_Goal of the exercise:_ Write out every record in full, exactly as written, please.
====== Provided material
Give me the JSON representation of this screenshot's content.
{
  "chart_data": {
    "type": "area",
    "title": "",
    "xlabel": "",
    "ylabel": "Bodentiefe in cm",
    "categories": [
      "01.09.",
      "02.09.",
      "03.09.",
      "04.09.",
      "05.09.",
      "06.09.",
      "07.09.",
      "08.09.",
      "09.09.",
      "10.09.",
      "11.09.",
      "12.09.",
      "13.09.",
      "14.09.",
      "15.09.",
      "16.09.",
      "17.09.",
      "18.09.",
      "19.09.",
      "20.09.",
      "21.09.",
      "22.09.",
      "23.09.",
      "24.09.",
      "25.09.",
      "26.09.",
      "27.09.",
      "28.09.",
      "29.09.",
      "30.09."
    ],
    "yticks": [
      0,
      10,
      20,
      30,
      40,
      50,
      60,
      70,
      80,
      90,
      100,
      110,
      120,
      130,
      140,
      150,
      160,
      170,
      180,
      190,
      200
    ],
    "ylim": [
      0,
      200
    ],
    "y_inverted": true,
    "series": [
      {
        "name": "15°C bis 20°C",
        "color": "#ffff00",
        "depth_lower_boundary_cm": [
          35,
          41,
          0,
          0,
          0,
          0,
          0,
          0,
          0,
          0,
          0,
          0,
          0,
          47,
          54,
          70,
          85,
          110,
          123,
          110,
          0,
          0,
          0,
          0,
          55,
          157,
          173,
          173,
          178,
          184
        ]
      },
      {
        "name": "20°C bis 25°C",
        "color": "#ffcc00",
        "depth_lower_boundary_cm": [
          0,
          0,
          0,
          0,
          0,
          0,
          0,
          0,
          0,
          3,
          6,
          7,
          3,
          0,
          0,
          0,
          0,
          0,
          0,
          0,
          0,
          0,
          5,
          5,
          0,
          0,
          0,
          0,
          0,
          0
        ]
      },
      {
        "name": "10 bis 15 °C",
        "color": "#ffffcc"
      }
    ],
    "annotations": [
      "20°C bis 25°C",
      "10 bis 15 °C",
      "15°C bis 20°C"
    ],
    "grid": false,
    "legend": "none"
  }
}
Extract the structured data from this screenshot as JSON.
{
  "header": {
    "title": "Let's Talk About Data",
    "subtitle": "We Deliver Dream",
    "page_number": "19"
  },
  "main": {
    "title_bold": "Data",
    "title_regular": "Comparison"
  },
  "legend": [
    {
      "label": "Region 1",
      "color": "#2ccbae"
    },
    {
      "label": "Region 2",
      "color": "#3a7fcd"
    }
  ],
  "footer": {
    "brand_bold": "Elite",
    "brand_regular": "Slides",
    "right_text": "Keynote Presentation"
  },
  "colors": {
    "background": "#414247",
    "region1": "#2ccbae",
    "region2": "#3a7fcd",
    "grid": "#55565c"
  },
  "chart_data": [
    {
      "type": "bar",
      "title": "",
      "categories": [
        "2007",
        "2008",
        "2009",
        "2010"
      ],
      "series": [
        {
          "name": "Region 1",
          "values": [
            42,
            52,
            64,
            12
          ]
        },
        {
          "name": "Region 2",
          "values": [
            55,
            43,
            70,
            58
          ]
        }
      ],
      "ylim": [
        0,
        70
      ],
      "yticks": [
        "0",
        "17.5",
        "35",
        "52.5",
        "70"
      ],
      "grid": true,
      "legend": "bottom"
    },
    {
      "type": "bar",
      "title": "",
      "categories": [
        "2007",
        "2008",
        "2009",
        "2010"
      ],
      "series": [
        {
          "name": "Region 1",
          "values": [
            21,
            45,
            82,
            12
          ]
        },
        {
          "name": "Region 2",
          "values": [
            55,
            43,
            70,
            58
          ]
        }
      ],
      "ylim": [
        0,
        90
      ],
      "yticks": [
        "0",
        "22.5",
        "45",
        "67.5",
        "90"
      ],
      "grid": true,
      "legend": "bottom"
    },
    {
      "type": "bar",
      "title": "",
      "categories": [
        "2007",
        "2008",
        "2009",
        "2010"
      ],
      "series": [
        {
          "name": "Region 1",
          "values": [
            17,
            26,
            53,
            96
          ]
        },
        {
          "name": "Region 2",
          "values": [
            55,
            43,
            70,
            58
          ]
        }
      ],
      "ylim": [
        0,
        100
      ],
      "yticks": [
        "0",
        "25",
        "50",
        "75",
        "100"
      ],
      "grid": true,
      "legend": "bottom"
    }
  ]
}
============
_Response for this exercise:_
Give me the JSON representation of this screenshot's content.
{
  "chart_data": {
    "type": "area",
    "title": "",
    "xlabel": "",
    "ylabel": "Bodentiefe in cm",
    "categories": [
      "01.09.",
      "02.09.",
      "03.09.",
      "04.09.",
      "05.09.",
      "06.09.",
      "07.09.",
      "08.09.",
      "09.09.",
      "10.09.",
      "11.09.",
      "12.09.",
      "13.09.",
      "14.09.",
      "15.09.",
      "16.09.",
      "17.09.",
      "18.09.",
      "19.09.",
      "20.09.",
      "21.09.",
      "22.09.",
      "23.09.",
      "24.09.",
      "25.09.",
      "26.09.",
      "27.09.",
      "28.09.",
      "29.09.",
      "30.09."
    ],
    "yticks": [
      0,
      10,
      20,
      30,
      40,
      50,
      60,
      70,
      80,
      90,
      100,
      110,
      120,
      130,
      140,
      150,
      160,
      170,
      180,
      190,
      200
    ],
    "ylim": [
      0,
      200
    ],
    "y_inverted": true,
    "series": [
      {
        "name": "15°C bis 20°C",
        "color": "#ffff00",
        "depth_lower_boundary_cm": [
          35,
          41,
          0,
          0,
          0,
          0,
          0,
          0,
          0,
          0,
          0,
          0,
          0,
          47,
          54,
          70,
          85,
          110,
          123,
          110,
          0,
          0,
          0,
          0,
          55,
          157,
          173,
          173,
          178,
          184
        ]
      },
      {
        "name": "20°C bis 25°C",
        "color": "#ffcc00",
        "depth_lower_boundary_cm": [
          0,
          0,
          0,
          0,
          0,
          0,
          0,
          0,
          0,
          3,
          6,
          7,
          3,
          0,
          0,
          0,
          0,
          0,
          0,
          0,
          0,
          0,
          5,
          5,
          0,
          0,
          0,
          0,
          0,
          0
        ]
      },
      {
        "name": "10 bis 15 °C",
        "color": "#ffffcc"
      }
    ],
    "annotations": [
      "20°C bis 25°C",
      "10 bis 15 °C",
      "15°C bis 20°C"
    ],
    "grid": false,
    "legend": "none"
  }
}
Extract the structured data from this screenshot as JSON.
{
  "header": {
    "title": "Let's Talk About Data",
    "subtitle": "We Deliver Dream",
    "page_number": "19"
  },
  "main": {
    "title_bold": "Data",
    "title_regular": "Comparison"
  },
  "legend": [
    {
      "label": "Region 1",
      "color": "#2ccbae"
    },
    {
      "label": "Region 2",
      "color": "#3a7fcd"
    }
  ],
  "footer": {
    "brand_bold": "Elite",
    "brand_regular": "Slides",
    "right_text": "Keynote Presentation"
  },
  "colors": {
    "background": "#414247",
    "region1": "#2ccbae",
    "region2": "#3a7fcd",
    "grid": "#55565c"
  },
  "chart_data": [
    {
      "type": "bar",
      "title": "",
      "categories": [
        "2007",
        "2008",
        "2009",
        "2010"
      ],
      "series": [
        {
          "name": "Region 1",
          "values": [
            42,
            52,
            64,
            12
          ]
        },
        {
          "name": "Region 2",
          "values": [
            55,
            43,
            70,
            58
          ]
        }
      ],
      "ylim": [
        0,
        70
      ],
      "yticks": [
        "0",
        "17.5",
        "35",
        "52.5",
        "70"
      ],
      "grid": true,
      "legend": "bottom"
    },
    {
      "type": "bar",
      "title": "",
      "categories": [
        "2007",
        "2008",
        "2009",
        "2010"
      ],
      "series": [
        {
          "name": "Region 1",
          "values": [
            21,
            45,
            82,
            12
          ]
        },
        {
          "name": "Region 2",
          "values": [
            55,
            43,
            70,
            58
          ]
        }
      ],
      "ylim": [
        0,
        90
      ],
      "yticks": [
        "0",
        "22.5",
        "45",
        "67.5",
        "90"
      ],
      "grid": true,
      "legend": "bottom"
    },
    {
      "type": "bar",
      "title": "",
      "categories": [
        "2007",
        "2008",
        "2009",
        "2010"
      ],
      "series": [
        {
          "name": "Region 1",
          "values": [
            17,
            26,
            53,
            96
          ]
        },
        {
          "name": "Region 2",
          "values": [
            55,
            43,
            70,
            58
          ]
        }
      ],
      "ylim": [
        0,
        100
      ],
      "yticks": [
        "0",
        "25",
        "50",
        "75",
        "100"
      ],
      "grid": true,
      "legend": "bottom"
    }
  ]
}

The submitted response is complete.